Filter these entries, keeping only lines that hold the word "text".
* * * * * * *
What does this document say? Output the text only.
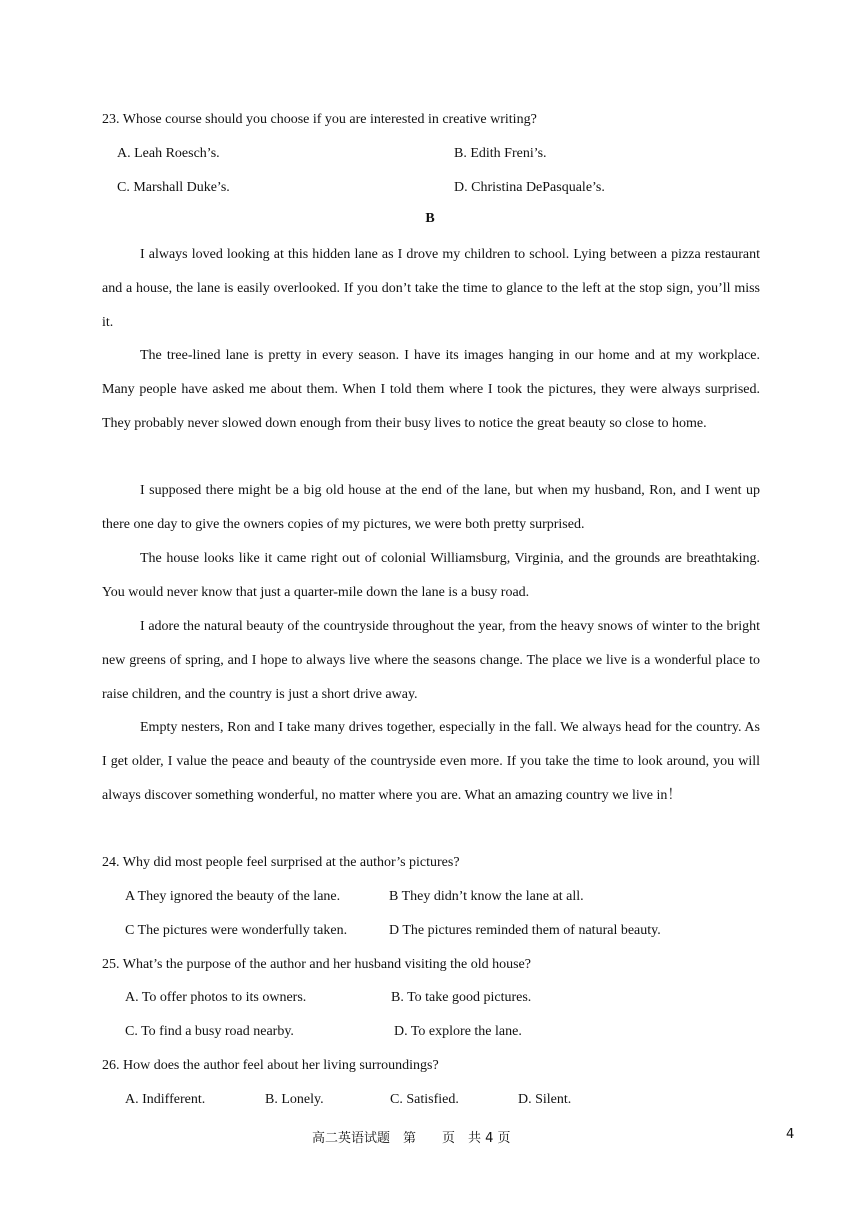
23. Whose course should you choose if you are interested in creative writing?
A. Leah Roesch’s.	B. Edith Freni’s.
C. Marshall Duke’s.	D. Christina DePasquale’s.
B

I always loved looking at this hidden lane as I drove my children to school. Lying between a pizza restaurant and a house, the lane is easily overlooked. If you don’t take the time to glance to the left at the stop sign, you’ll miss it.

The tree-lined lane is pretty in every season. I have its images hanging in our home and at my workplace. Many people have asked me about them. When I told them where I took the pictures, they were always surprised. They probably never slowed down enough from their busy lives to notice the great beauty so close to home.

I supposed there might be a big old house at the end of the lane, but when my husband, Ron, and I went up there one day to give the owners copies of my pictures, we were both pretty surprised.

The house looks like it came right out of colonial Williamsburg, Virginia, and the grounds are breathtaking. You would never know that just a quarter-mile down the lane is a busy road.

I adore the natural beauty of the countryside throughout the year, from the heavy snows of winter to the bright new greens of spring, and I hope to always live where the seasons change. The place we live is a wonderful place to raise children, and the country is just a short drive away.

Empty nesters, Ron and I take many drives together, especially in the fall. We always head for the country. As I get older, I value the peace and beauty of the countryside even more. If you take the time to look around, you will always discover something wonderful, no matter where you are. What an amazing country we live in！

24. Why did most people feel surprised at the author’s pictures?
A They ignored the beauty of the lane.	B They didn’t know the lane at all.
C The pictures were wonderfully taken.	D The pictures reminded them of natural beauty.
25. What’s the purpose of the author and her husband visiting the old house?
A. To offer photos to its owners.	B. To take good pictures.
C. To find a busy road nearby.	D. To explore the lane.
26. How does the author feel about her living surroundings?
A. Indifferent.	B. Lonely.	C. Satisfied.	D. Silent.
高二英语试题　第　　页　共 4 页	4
* * * * * * *
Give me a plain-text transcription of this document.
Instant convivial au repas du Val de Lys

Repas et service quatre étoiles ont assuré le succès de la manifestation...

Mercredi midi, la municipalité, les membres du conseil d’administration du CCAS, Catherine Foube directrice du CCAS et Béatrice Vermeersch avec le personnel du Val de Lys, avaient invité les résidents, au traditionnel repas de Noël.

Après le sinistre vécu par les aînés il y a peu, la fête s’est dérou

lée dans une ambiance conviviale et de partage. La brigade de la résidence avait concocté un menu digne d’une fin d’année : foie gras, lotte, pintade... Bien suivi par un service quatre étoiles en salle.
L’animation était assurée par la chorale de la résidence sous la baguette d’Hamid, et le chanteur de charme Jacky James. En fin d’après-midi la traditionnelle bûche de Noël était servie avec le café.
* * * * * * *
● Task answer:
What does this document say? Output the text only.
Give me a plain-text transcription of this document.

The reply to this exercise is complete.